* Start Information shown *

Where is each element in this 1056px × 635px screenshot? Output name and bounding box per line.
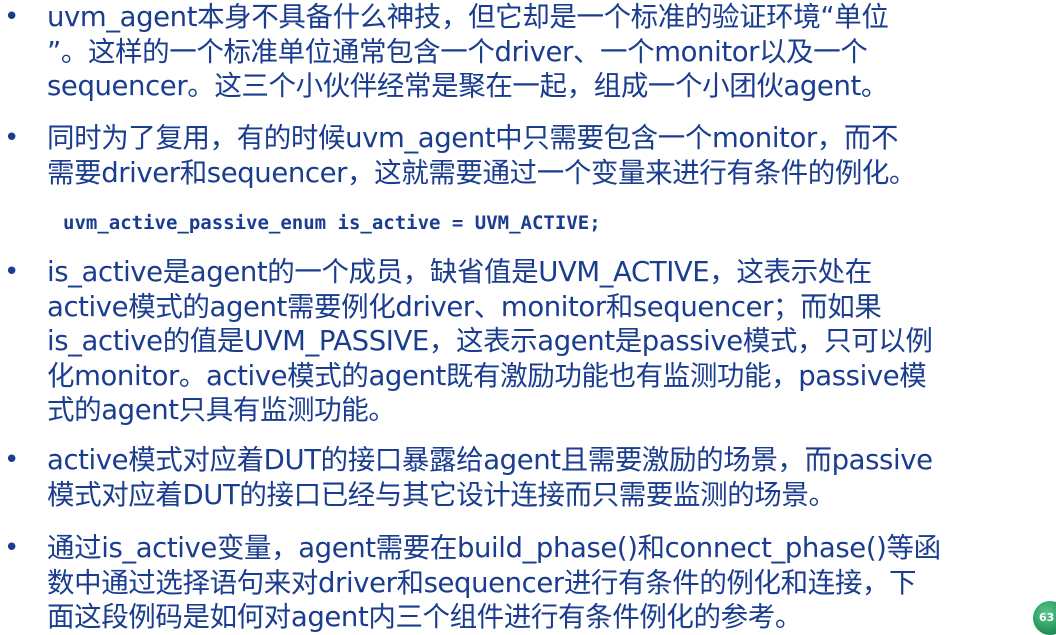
bullet-marker: • — [4, 445, 20, 475]
bullet-marker: • — [4, 2, 20, 32]
bullet-text: uvm_agent本身不具备什么神技，但它却是一个标准的验证环境“单位 ”。这样… — [47, 1, 889, 102]
bullet-marker: • — [4, 257, 20, 287]
bullet-text: 同时为了复用，有的时候uvm_agent中只需要包含一个monitor，而不 需… — [47, 122, 917, 189]
code-snippet: uvm_active_passive_enum is_active = UVM_… — [63, 212, 601, 234]
bullet-marker: • — [4, 123, 20, 153]
bullet-text: is_active是agent的一个成员，缺省值是UVM_ACTIVE，这表示处… — [47, 256, 933, 426]
bullet-text: active模式对应着DUT的接口暴露给agent且需要激励的场景，而passi… — [47, 444, 933, 511]
bullet-text: 通过is_active变量，agent需要在build_phase()和conn… — [47, 532, 941, 633]
slide: • uvm_agent本身不具备什么神技，但它却是一个标准的验证环境“单位 ”。… — [0, 0, 1056, 635]
bullet-marker: • — [4, 533, 20, 563]
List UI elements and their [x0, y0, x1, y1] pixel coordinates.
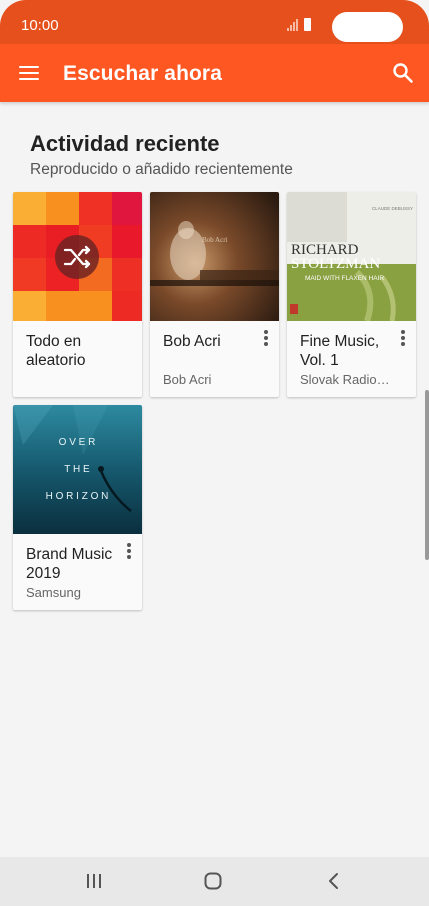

* End Information shown *

Convert the lines above into a JSON list of strings, one string per line, skipping blank lines and leaving out the pictures.

[
  "Where is each element in this 1056px × 635px screenshot? Output name and bounding box per line.",
  "bullet-marker: • — [4, 445, 20, 475]",
  "bullet-marker: • — [4, 2, 20, 32]",
  "bullet-text: uvm_agent本身不具备什么神技，但它却是一个标准的验证环境“单位 ”。这样… — [47, 1, 889, 102]",
  "bullet-marker: • — [4, 257, 20, 287]",
  "bullet-text: 同时为了复用，有的时候uvm_agent中只需要包含一个monitor，而不 需… — [47, 122, 917, 189]",
  "code-snippet: uvm_active_passive_enum is_active = UVM_… — [63, 212, 601, 234]",
  "bullet-marker: • — [4, 123, 20, 153]",
  "bullet-text: is_active是agent的一个成员，缺省值是UVM_ACTIVE，这表示处… — [47, 256, 933, 426]",
  "bullet-text: active模式对应着DUT的接口暴露给agent且需要激励的场景，而passi… — [47, 444, 933, 511]",
  "bullet-text: 通过is_active变量，agent需要在build_phase()和conn… — [47, 532, 941, 633]",
  "slide: • uvm_agent本身不具备什么神技，但它却是一个标准的验证环境“单位 ”。… — [0, 0, 1056, 635]",
  "bullet-marker: • — [4, 533, 20, 563]",
  "List UI elements and their [x0, y0, x1, y1] pixel coordinates."
]